_EXTRACTED RECORDS_.
(begin)
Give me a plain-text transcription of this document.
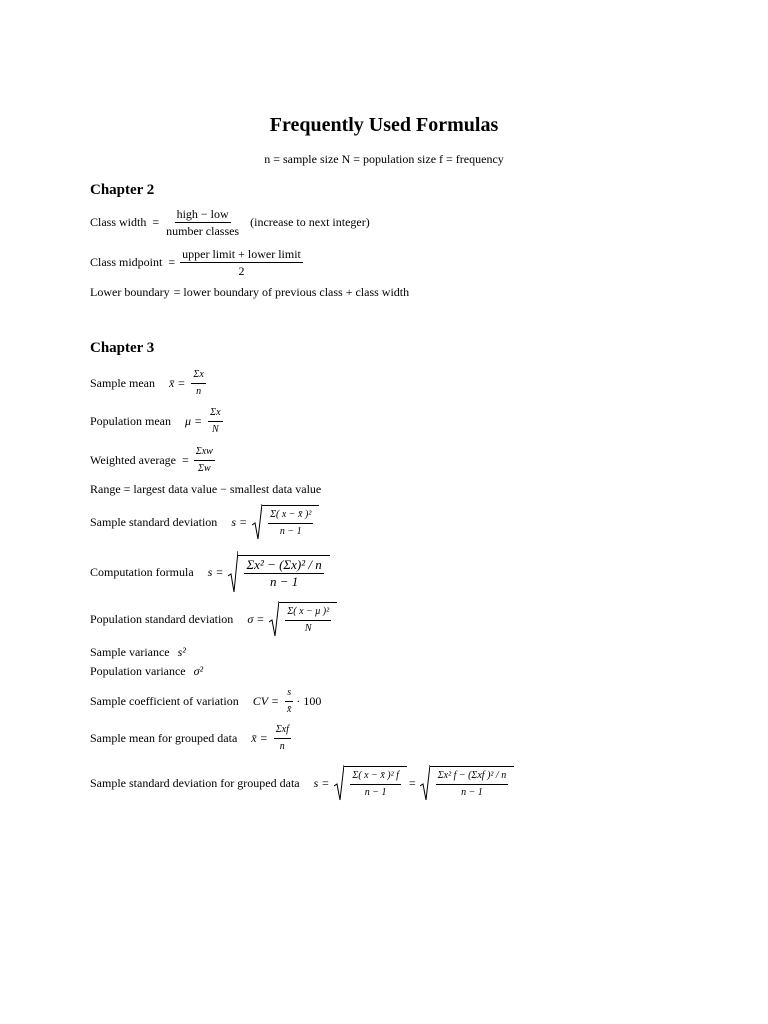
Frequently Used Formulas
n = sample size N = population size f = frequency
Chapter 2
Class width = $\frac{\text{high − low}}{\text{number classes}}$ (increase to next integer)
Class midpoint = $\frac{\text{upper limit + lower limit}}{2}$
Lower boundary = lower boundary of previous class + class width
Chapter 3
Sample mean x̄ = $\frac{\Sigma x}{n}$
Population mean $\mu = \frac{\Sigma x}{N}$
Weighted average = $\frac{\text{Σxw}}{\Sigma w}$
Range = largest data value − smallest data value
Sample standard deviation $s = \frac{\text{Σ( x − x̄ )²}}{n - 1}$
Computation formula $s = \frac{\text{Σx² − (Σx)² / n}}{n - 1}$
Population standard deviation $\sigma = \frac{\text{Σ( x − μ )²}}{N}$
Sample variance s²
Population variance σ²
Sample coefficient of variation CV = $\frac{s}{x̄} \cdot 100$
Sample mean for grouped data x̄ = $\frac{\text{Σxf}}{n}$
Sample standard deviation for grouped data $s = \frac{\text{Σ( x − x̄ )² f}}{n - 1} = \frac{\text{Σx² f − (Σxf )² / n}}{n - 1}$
(end)
(begin)
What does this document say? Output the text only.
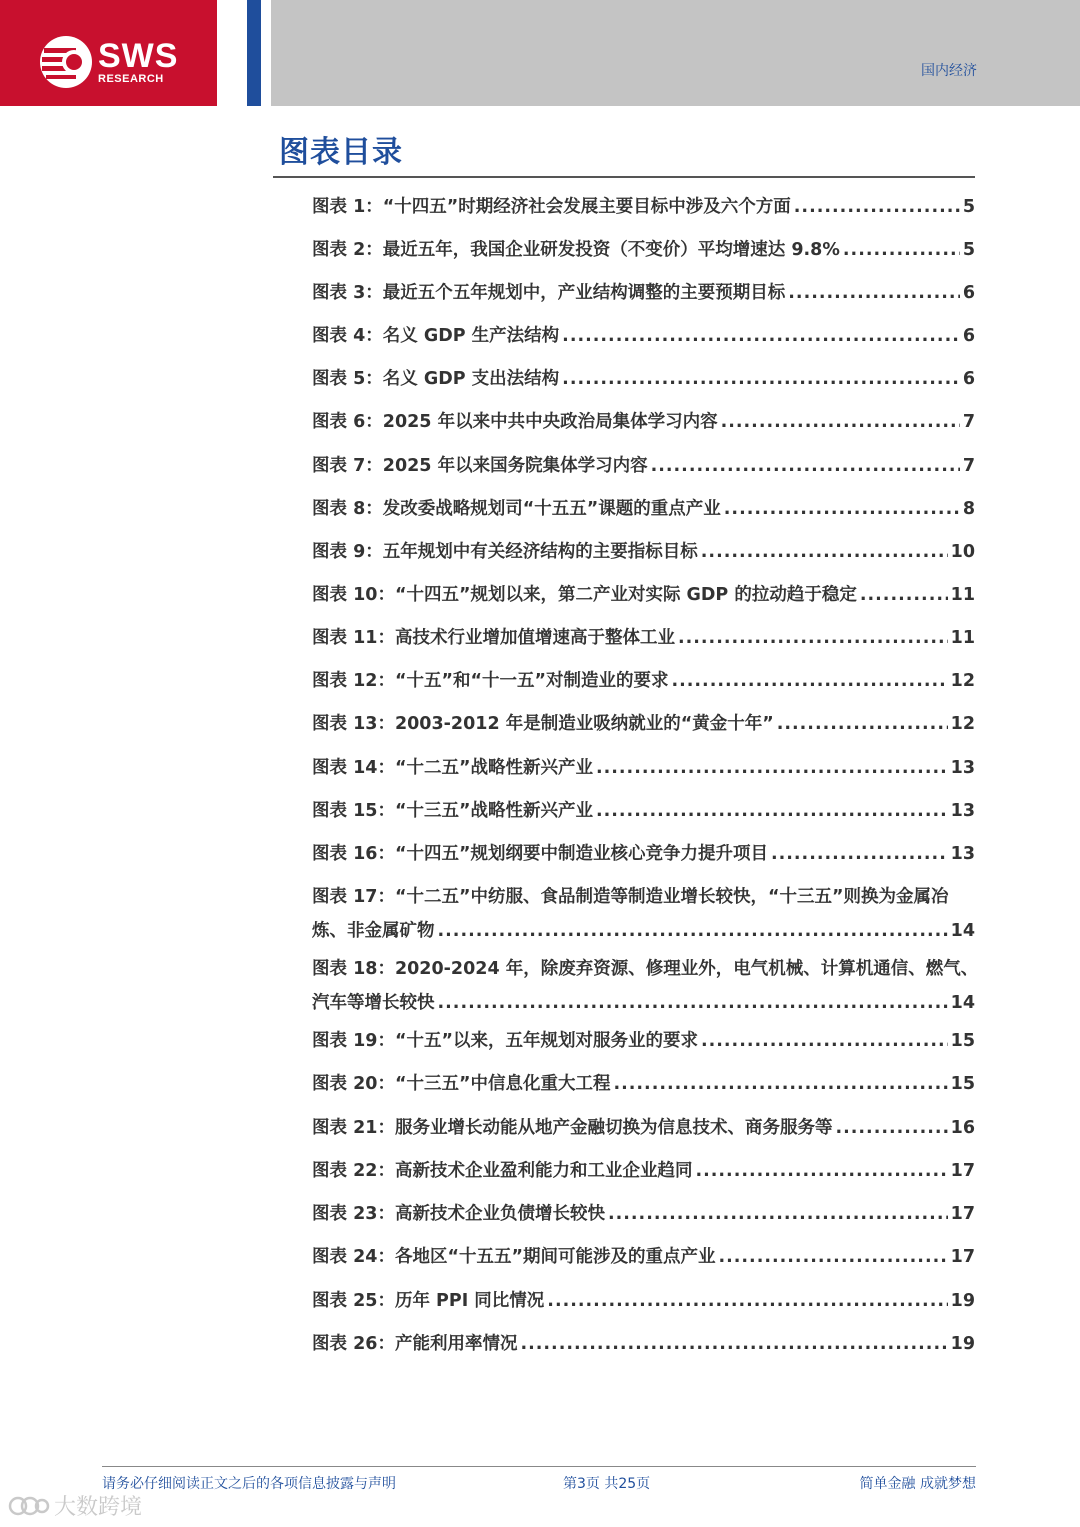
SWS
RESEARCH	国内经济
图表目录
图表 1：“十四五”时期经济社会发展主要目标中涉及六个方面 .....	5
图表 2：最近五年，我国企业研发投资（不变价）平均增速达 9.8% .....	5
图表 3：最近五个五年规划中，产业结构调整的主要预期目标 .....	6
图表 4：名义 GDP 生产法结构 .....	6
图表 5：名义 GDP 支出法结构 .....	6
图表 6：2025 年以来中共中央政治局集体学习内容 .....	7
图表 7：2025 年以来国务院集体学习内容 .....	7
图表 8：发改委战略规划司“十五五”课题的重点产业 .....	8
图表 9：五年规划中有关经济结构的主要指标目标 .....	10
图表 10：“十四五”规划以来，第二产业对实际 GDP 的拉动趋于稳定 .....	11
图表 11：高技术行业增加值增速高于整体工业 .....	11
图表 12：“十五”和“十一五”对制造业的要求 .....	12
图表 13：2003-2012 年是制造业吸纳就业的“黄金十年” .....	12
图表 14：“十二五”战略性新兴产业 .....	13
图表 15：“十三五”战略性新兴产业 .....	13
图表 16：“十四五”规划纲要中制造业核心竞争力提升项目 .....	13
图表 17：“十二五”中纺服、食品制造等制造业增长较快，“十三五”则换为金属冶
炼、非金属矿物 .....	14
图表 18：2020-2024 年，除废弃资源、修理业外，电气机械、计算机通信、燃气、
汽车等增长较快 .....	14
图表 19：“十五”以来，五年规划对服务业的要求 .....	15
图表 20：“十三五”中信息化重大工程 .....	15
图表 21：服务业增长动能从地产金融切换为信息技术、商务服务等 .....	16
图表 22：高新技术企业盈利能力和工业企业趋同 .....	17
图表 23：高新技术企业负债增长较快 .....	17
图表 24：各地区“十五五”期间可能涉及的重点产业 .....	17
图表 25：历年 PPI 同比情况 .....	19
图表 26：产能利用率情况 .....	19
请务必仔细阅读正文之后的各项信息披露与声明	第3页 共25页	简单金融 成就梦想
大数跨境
(end)
_PROMPT_. From the listing, copy each line containing the word "mean".

_RESULT OF THIS EXERCISE_.
Sample mean x̄ = $\frac{\Sigma x}{n}$
Population mean $\mu = \frac{\Sigma x}{N}$
Sample mean for grouped data x̄ = $\frac{\text{Σxf}}{n}$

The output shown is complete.